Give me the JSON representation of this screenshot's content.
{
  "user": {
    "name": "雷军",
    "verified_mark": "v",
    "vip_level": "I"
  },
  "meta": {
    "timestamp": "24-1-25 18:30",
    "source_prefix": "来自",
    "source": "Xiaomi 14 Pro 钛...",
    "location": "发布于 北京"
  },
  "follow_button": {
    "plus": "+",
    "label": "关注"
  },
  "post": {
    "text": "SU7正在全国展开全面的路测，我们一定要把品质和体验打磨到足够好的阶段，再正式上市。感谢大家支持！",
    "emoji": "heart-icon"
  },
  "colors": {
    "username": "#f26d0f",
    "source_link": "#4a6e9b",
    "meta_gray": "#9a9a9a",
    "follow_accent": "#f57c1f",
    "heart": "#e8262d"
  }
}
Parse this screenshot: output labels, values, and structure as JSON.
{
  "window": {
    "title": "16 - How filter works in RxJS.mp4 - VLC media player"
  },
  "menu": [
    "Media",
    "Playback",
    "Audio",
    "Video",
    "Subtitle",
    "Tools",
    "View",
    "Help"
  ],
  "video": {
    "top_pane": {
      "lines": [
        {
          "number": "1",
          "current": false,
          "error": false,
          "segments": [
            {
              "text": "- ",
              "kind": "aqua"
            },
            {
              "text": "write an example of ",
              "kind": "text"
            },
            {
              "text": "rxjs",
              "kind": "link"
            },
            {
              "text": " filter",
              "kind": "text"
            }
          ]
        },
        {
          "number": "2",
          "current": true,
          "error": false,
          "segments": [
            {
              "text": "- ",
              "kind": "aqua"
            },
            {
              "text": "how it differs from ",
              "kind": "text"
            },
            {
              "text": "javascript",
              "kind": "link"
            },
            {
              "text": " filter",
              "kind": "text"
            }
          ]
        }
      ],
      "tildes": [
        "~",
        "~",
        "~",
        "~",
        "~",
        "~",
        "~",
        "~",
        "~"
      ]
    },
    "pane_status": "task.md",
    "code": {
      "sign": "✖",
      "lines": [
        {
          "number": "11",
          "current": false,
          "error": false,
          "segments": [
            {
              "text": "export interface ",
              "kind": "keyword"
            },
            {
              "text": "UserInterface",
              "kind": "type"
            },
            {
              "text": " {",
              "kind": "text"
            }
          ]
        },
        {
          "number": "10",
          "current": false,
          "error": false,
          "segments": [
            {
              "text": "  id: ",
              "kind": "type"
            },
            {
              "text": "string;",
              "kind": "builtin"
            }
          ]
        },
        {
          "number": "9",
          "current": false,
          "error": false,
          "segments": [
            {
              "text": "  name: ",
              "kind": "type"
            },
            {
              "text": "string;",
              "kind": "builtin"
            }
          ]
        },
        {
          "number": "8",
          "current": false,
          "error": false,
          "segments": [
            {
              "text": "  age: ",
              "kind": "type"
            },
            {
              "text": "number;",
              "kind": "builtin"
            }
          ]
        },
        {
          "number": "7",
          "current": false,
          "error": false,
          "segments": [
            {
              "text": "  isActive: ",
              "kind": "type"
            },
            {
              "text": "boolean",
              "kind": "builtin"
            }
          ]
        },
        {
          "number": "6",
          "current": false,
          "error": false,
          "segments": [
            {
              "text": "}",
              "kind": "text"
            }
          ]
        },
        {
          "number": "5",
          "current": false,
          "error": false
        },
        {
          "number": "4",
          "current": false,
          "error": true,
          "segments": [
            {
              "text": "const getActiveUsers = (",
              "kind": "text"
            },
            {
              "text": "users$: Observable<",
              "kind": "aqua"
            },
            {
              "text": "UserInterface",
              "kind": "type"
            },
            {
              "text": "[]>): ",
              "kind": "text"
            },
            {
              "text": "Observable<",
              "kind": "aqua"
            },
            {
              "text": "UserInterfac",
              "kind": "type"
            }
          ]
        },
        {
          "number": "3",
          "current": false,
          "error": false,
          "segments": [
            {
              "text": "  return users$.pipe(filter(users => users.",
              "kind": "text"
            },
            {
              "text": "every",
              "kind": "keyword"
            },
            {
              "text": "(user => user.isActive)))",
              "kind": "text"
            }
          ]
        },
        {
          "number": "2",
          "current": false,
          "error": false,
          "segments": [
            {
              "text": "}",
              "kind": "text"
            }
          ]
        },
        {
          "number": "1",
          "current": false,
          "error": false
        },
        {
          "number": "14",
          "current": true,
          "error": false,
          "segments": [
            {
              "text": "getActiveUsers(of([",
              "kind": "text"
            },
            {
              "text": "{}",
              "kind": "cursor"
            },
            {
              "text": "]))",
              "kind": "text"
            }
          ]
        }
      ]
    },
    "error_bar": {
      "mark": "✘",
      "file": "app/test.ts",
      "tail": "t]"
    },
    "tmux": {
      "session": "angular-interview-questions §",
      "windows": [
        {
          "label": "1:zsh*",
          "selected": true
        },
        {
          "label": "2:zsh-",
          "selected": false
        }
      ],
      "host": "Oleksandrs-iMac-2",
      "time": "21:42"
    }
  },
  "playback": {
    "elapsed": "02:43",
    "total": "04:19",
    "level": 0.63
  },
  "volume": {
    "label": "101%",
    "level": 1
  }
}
+===+
To do | Print every record above exactly as written.

Answer to the task |
Give me the JSON representation of this screenshot's content.
{
  "user": {
    "name": "雷军",
    "verified_mark": "v",
    "vip_level": "I"
  },
  "meta": {
    "timestamp": "24-1-25 18:30",
    "source_prefix": "来自",
    "source": "Xiaomi 14 Pro 钛...",
    "location": "发布于 北京"
  },
  "follow_button": {
    "plus": "+",
    "label": "关注"
  },
  "post": {
    "text": "SU7正在全国展开全面的路测，我们一定要把品质和体验打磨到足够好的阶段，再正式上市。感谢大家支持！",
    "emoji": "heart-icon"
  },
  "colors": {
    "username": "#f26d0f",
    "source_link": "#4a6e9b",
    "meta_gray": "#9a9a9a",
    "follow_accent": "#f57c1f",
    "heart": "#e8262d"
  }
}
Parse this screenshot: output labels, values, and structure as JSON.
{
  "window": {
    "title": "16 - How filter works in RxJS.mp4 - VLC media player"
  },
  "menu": [
    "Media",
    "Playback",
    "Audio",
    "Video",
    "Subtitle",
    "Tools",
    "View",
    "Help"
  ],
  "video": {
    "top_pane": {
      "lines": [
        {
          "number": "1",
          "current": false,
          "error": false,
          "segments": [
            {
              "text": "- ",
              "kind": "aqua"
            },
            {
              "text": "write an example of ",
              "kind": "text"
            },
            {
              "text": "rxjs",
              "kind": "link"
            },
            {
              "text": " filter",
              "kind": "text"
            }
          ]
        },
        {
          "number": "2",
          "current": true,
          "error": false,
          "segments": [
            {
              "text": "- ",
              "kind": "aqua"
            },
            {
              "text": "how it differs from ",
              "kind": "text"
            },
            {
              "text": "javascript",
              "kind": "link"
            },
            {
              "text": " filter",
              "kind": "text"
            }
          ]
        }
      ],
      "tildes": [
        "~",
        "~",
        "~",
        "~",
        "~",
        "~",
        "~",
        "~",
        "~"
      ]
    },
    "pane_status": "task.md",
    "code": {
      "sign": "✖",
      "lines": [
        {
          "number": "11",
          "current": false,
          "error": false,
          "segments": [
            {
              "text": "export interface ",
              "kind": "keyword"
            },
            {
              "text": "UserInterface",
              "kind": "type"
            },
            {
              "text": " {",
              "kind": "text"
            }
          ]
        },
        {
          "number": "10",
          "current": false,
          "error": false,
          "segments": [
            {
              "text": "  id: ",
              "kind": "type"
            },
            {
              "text": "string;",
              "kind": "builtin"
            }
          ]
        },
        {
          "number": "9",
          "current": false,
          "error": false,
          "segments": [
            {
              "text": "  name: ",
              "kind": "type"
            },
            {
              "text": "string;",
              "kind": "builtin"
            }
          ]
        },
        {
          "number": "8",
          "current": false,
          "error": false,
          "segments": [
            {
              "text": "  age: ",
              "kind": "type"
            },
            {
              "text": "number;",
              "kind": "builtin"
            }
          ]
        },
        {
          "number": "7",
          "current": false,
          "error": false,
          "segments": [
            {
              "text": "  isActive: ",
              "kind": "type"
            },
            {
              "text": "boolean",
              "kind": "builtin"
            }
          ]
        },
        {
          "number": "6",
          "current": false,
          "error": false,
          "segments": [
            {
              "text": "}",
              "kind": "text"
            }
          ]
        },
        {
          "number": "5",
          "current": false,
          "error": false
        },
        {
          "number": "4",
          "current": false,
          "error": true,
          "segments": [
            {
              "text": "const getActiveUsers = (",
              "kind": "text"
            },
            {
              "text": "users$: Observable<",
              "kind": "aqua"
            },
            {
              "text": "UserInterface",
              "kind": "type"
            },
            {
              "text": "[]>): ",
              "kind": "text"
            },
            {
              "text": "Observable<",
              "kind": "aqua"
            },
            {
              "text": "UserInterfac",
              "kind": "type"
            }
          ]
        },
        {
          "number": "3",
          "current": false,
          "error": false,
          "segments": [
            {
              "text": "  return users$.pipe(filter(users => users.",
              "kind": "text"
            },
            {
              "text": "every",
              "kind": "keyword"
            },
            {
              "text": "(user => user.isActive)))",
              "kind": "text"
            }
          ]
        },
        {
          "number": "2",
          "current": false,
          "error": false,
          "segments": [
            {
              "text": "}",
              "kind": "text"
            }
          ]
        },
        {
          "number": "1",
          "current": false,
          "error": false
        },
        {
          "number": "14",
          "current": true,
          "error": false,
          "segments": [
            {
              "text": "getActiveUsers(of([",
              "kind": "text"
            },
            {
              "text": "{}",
              "kind": "cursor"
            },
            {
              "text": "]))",
              "kind": "text"
            }
          ]
        }
      ]
    },
    "error_bar": {
      "mark": "✘",
      "file": "app/test.ts",
      "tail": "t]"
    },
    "tmux": {
      "session": "angular-interview-questions §",
      "windows": [
        {
          "label": "1:zsh*",
          "selected": true
        },
        {
          "label": "2:zsh-",
          "selected": false
        }
      ],
      "host": "Oleksandrs-iMac-2",
      "time": "21:42"
    }
  },
  "playback": {
    "elapsed": "02:43",
    "total": "04:19",
    "level": 0.63
  },
  "volume": {
    "label": "101%",
    "level": 1
  }
}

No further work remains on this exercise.